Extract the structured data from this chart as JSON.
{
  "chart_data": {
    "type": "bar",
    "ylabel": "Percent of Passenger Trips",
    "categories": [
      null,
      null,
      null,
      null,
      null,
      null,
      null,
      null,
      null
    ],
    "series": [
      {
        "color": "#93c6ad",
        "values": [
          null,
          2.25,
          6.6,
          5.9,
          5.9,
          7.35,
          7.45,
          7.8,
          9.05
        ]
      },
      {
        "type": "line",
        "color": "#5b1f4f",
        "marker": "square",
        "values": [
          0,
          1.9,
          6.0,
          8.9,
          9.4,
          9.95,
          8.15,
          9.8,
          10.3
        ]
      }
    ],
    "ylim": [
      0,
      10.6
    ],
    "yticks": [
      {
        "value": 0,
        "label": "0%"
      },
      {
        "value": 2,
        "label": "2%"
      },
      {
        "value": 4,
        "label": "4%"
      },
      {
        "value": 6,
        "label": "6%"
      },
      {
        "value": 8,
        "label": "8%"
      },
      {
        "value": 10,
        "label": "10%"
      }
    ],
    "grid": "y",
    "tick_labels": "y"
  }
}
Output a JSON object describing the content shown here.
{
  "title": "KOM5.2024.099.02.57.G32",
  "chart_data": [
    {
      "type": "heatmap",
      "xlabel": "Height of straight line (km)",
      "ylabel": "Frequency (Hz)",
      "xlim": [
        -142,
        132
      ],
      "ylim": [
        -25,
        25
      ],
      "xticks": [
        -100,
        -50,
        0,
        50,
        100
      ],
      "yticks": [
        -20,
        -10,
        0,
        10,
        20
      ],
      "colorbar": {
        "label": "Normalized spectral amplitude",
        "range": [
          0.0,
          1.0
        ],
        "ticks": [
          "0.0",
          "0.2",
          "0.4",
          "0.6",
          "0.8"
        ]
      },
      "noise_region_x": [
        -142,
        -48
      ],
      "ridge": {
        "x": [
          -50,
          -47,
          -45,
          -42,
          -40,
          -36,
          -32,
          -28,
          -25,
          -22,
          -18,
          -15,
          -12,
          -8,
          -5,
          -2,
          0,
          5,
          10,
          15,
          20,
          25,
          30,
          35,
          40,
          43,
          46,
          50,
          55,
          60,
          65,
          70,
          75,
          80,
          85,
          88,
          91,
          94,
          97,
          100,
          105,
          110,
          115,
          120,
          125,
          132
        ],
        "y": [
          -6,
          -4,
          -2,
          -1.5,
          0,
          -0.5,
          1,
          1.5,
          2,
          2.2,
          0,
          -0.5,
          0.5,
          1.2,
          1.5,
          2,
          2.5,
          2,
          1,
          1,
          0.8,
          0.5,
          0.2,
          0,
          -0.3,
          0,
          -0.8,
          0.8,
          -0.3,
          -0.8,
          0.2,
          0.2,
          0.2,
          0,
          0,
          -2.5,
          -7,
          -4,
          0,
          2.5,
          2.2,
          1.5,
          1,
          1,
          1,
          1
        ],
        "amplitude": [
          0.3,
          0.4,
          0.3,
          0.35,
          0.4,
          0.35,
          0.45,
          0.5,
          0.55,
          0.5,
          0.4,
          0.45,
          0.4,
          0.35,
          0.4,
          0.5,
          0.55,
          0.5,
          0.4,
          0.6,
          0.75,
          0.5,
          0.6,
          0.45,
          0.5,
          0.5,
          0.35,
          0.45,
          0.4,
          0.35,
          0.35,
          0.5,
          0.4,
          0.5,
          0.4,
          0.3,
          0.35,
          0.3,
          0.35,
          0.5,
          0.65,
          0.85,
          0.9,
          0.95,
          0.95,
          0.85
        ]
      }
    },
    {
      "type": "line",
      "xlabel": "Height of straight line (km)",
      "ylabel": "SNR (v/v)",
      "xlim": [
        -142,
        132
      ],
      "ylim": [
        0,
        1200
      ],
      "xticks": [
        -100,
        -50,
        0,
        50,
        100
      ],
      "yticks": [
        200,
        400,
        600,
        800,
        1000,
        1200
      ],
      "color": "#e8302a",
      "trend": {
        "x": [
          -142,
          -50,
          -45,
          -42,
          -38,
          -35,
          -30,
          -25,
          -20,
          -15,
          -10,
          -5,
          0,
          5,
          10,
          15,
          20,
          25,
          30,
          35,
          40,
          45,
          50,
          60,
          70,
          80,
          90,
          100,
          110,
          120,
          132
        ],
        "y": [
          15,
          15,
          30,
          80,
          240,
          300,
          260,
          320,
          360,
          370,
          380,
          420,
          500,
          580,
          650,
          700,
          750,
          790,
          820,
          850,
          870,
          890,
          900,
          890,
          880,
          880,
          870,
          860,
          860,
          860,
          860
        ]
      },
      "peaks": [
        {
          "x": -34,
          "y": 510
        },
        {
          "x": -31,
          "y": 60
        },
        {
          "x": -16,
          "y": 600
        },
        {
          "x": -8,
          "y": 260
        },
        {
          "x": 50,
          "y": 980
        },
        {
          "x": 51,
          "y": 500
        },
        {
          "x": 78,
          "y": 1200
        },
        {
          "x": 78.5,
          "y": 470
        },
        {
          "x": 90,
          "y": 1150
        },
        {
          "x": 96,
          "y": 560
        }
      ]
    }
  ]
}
----------
THE TASK: Exact output of every entry is required.

SOLUTION TO THE EXERCISE:
Extract the structured data from this chart as JSON.
{
  "chart_data": {
    "type": "bar",
    "ylabel": "Percent of Passenger Trips",
    "categories": [
      null,
      null,
      null,
      null,
      null,
      null,
      null,
      null,
      null
    ],
    "series": [
      {
        "color": "#93c6ad",
        "values": [
          null,
          2.25,
          6.6,
          5.9,
          5.9,
          7.35,
          7.45,
          7.8,
          9.05
        ]
      },
      {
        "type": "line",
        "color": "#5b1f4f",
        "marker": "square",
        "values": [
          0,
          1.9,
          6.0,
          8.9,
          9.4,
          9.95,
          8.15,
          9.8,
          10.3
        ]
      }
    ],
    "ylim": [
      0,
      10.6
    ],
    "yticks": [
      {
        "value": 0,
        "label": "0%"
      },
      {
        "value": 2,
        "label": "2%"
      },
      {
        "value": 4,
        "label": "4%"
      },
      {
        "value": 6,
        "label": "6%"
      },
      {
        "value": 8,
        "label": "8%"
      },
      {
        "value": 10,
        "label": "10%"
      }
    ],
    "grid": "y",
    "tick_labels": "y"
  }
}
Output a JSON object describing the content shown here.
{
  "title": "KOM5.2024.099.02.57.G32",
  "chart_data": [
    {
      "type": "heatmap",
      "xlabel": "Height of straight line (km)",
      "ylabel": "Frequency (Hz)",
      "xlim": [
        -142,
        132
      ],
      "ylim": [
        -25,
        25
      ],
      "xticks": [
        -100,
        -50,
        0,
        50,
        100
      ],
      "yticks": [
        -20,
        -10,
        0,
        10,
        20
      ],
      "colorbar": {
        "label": "Normalized spectral amplitude",
        "range": [
          0.0,
          1.0
        ],
        "ticks": [
          "0.0",
          "0.2",
          "0.4",
          "0.6",
          "0.8"
        ]
      },
      "noise_region_x": [
        -142,
        -48
      ],
      "ridge": {
        "x": [
          -50,
          -47,
          -45,
          -42,
          -40,
          -36,
          -32,
          -28,
          -25,
          -22,
          -18,
          -15,
          -12,
          -8,
          -5,
          -2,
          0,
          5,
          10,
          15,
          20,
          25,
          30,
          35,
          40,
          43,
          46,
          50,
          55,
          60,
          65,
          70,
          75,
          80,
          85,
          88,
          91,
          94,
          97,
          100,
          105,
          110,
          115,
          120,
          125,
          132
        ],
        "y": [
          -6,
          -4,
          -2,
          -1.5,
          0,
          -0.5,
          1,
          1.5,
          2,
          2.2,
          0,
          -0.5,
          0.5,
          1.2,
          1.5,
          2,
          2.5,
          2,
          1,
          1,
          0.8,
          0.5,
          0.2,
          0,
          -0.3,
          0,
          -0.8,
          0.8,
          -0.3,
          -0.8,
          0.2,
          0.2,
          0.2,
          0,
          0,
          -2.5,
          -7,
          -4,
          0,
          2.5,
          2.2,
          1.5,
          1,
          1,
          1,
          1
        ],
        "amplitude": [
          0.3,
          0.4,
          0.3,
          0.35,
          0.4,
          0.35,
          0.45,
          0.5,
          0.55,
          0.5,
          0.4,
          0.45,
          0.4,
          0.35,
          0.4,
          0.5,
          0.55,
          0.5,
          0.4,
          0.6,
          0.75,
          0.5,
          0.6,
          0.45,
          0.5,
          0.5,
          0.35,
          0.45,
          0.4,
          0.35,
          0.35,
          0.5,
          0.4,
          0.5,
          0.4,
          0.3,
          0.35,
          0.3,
          0.35,
          0.5,
          0.65,
          0.85,
          0.9,
          0.95,
          0.95,
          0.85
        ]
      }
    },
    {
      "type": "line",
      "xlabel": "Height of straight line (km)",
      "ylabel": "SNR (v/v)",
      "xlim": [
        -142,
        132
      ],
      "ylim": [
        0,
        1200
      ],
      "xticks": [
        -100,
        -50,
        0,
        50,
        100
      ],
      "yticks": [
        200,
        400,
        600,
        800,
        1000,
        1200
      ],
      "color": "#e8302a",
      "trend": {
        "x": [
          -142,
          -50,
          -45,
          -42,
          -38,
          -35,
          -30,
          -25,
          -20,
          -15,
          -10,
          -5,
          0,
          5,
          10,
          15,
          20,
          25,
          30,
          35,
          40,
          45,
          50,
          60,
          70,
          80,
          90,
          100,
          110,
          120,
          132
        ],
        "y": [
          15,
          15,
          30,
          80,
          240,
          300,
          260,
          320,
          360,
          370,
          380,
          420,
          500,
          580,
          650,
          700,
          750,
          790,
          820,
          850,
          870,
          890,
          900,
          890,
          880,
          880,
          870,
          860,
          860,
          860,
          860
        ]
      },
      "peaks": [
        {
          "x": -34,
          "y": 510
        },
        {
          "x": -31,
          "y": 60
        },
        {
          "x": -16,
          "y": 600
        },
        {
          "x": -8,
          "y": 260
        },
        {
          "x": 50,
          "y": 980
        },
        {
          "x": 51,
          "y": 500
        },
        {
          "x": 78,
          "y": 1200
        },
        {
          "x": 78.5,
          "y": 470
        },
        {
          "x": 90,
          "y": 1150
        },
        {
          "x": 96,
          "y": 560
        }
      ]
    }
  ]
}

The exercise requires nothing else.